* **Job**
Extract each line from the entries below that contains the word "pound", and reproduce every such line in full.

* **Data records**
►

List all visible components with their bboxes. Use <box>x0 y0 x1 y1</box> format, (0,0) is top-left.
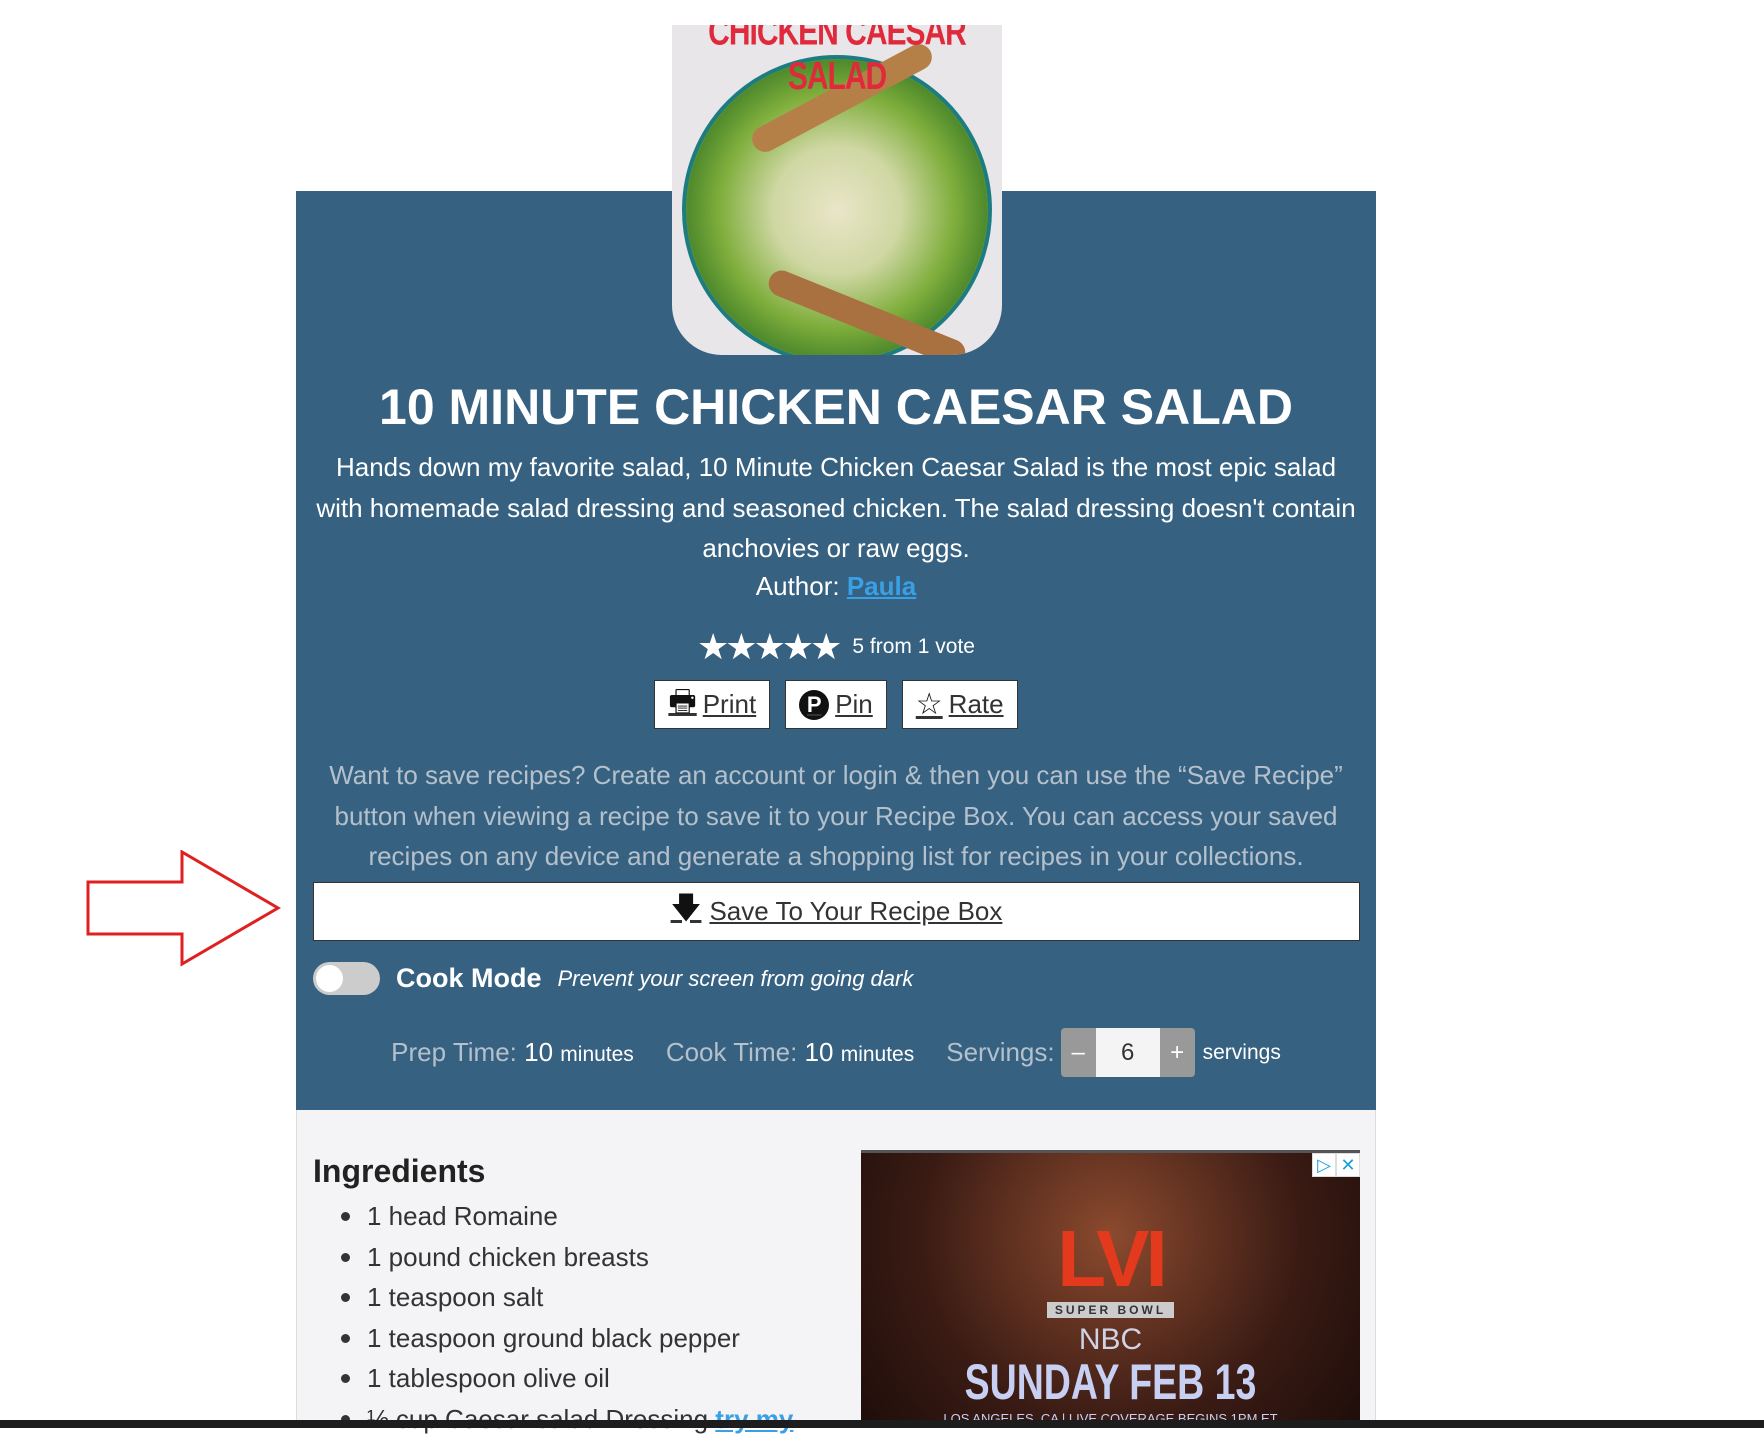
save-info: Want to save recipes? Create an account … <box>306 755 1366 877</box>
author-link[interactable]: Paula <box>847 571 916 601</box>
red-arrow-annotation <box>86 850 282 968</box>
cook-mode-toggle[interactable] <box>313 962 380 995</box>
decrease-servings-button[interactable]: – <box>1061 1028 1096 1077</box>
recipe-times: Prep Time: 10 minutes Cook Time: 10 minu… <box>296 1028 1376 1077</box>
pinterest-icon: P <box>799 690 829 720</box>
star-icon: ☆ <box>916 687 943 722</box>
ingredients-heading: Ingredients <box>313 1153 485 1190</box>
recipe-description: Hands down my favorite salad, 10 Minute … <box>316 447 1356 569</box>
print-button[interactable]: 🖶Print <box>654 680 770 729</box>
rating[interactable]: ★★★★★ 5 from 1 vote <box>296 626 1376 668</box>
servings-input[interactable]: 6 <box>1096 1028 1160 1077</box>
bottom-ad-bar <box>0 1420 1764 1428</box>
recipe-title: 10 MINUTE CHICKEN CAESAR SALAD <box>296 378 1376 436</box>
star-rating-icon[interactable]: ★★★★★ <box>697 626 838 668</box>
list-item: 1 pound chicken breasts <box>313 1237 793 1278</box>
list-item: 1 head Romaine <box>313 1196 793 1237</box>
dressing-link[interactable]: try my <box>715 1404 793 1434</box>
cook-mode: Cook Mode Prevent your screen from going… <box>313 962 913 995</box>
increase-servings-button[interactable]: + <box>1160 1028 1195 1077</box>
ingredients-list: 1 head Romaine 1 pound chicken breasts 1… <box>313 1196 793 1439</box>
recipe-author: Author: Paula <box>296 571 1376 602</box>
cook-time: Cook Time: 10 minutes <box>666 1037 914 1068</box>
close-ad-icon[interactable]: ✕ <box>1336 1153 1360 1177</box>
photo-banner: CHICKEN CAESAR SALAD <box>672 25 1002 99</box>
list-item: 1 teaspoon salt <box>313 1277 793 1318</box>
prep-time: Prep Time: 10 minutes <box>391 1037 634 1068</box>
advertisement[interactable]: ▷✕ LVI SUPER BOWL NBC SUNDAY FEB 13 LOS … <box>861 1150 1360 1428</box>
servings-stepper[interactable]: –6+ <box>1061 1028 1195 1077</box>
printer-icon: 🖶 <box>668 679 696 730</box>
save-recipe-box-button[interactable]: 🡇Save To Your Recipe Box <box>313 882 1360 941</box>
adchoices-icon[interactable]: ▷ <box>1312 1153 1336 1177</box>
list-item: 1 tablespoon olive oil <box>313 1358 793 1399</box>
download-arrow-icon: 🡇 <box>671 886 702 937</box>
rating-text: 5 from 1 vote <box>852 635 975 659</box>
servings: Servings: –6+ servings <box>946 1028 1281 1077</box>
list-item: 1 teaspoon ground black pepper <box>313 1318 793 1359</box>
rate-button[interactable]: ☆Rate <box>902 680 1018 729</box>
recipe-photo: CHICKEN CAESAR SALAD <box>672 25 1002 355</box>
pin-button[interactable]: PPin <box>785 680 887 729</box>
list-item: ½ cup Caesar salad Dressing try my <box>313 1399 793 1439</box>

◄

* **Full solution**
list-item: 1 pound chicken breasts <box>313 1237 793 1278</box>
ingredients-list: 1 head Romaine 1 pound chicken breasts 1… <box>313 1196 793 1439</box>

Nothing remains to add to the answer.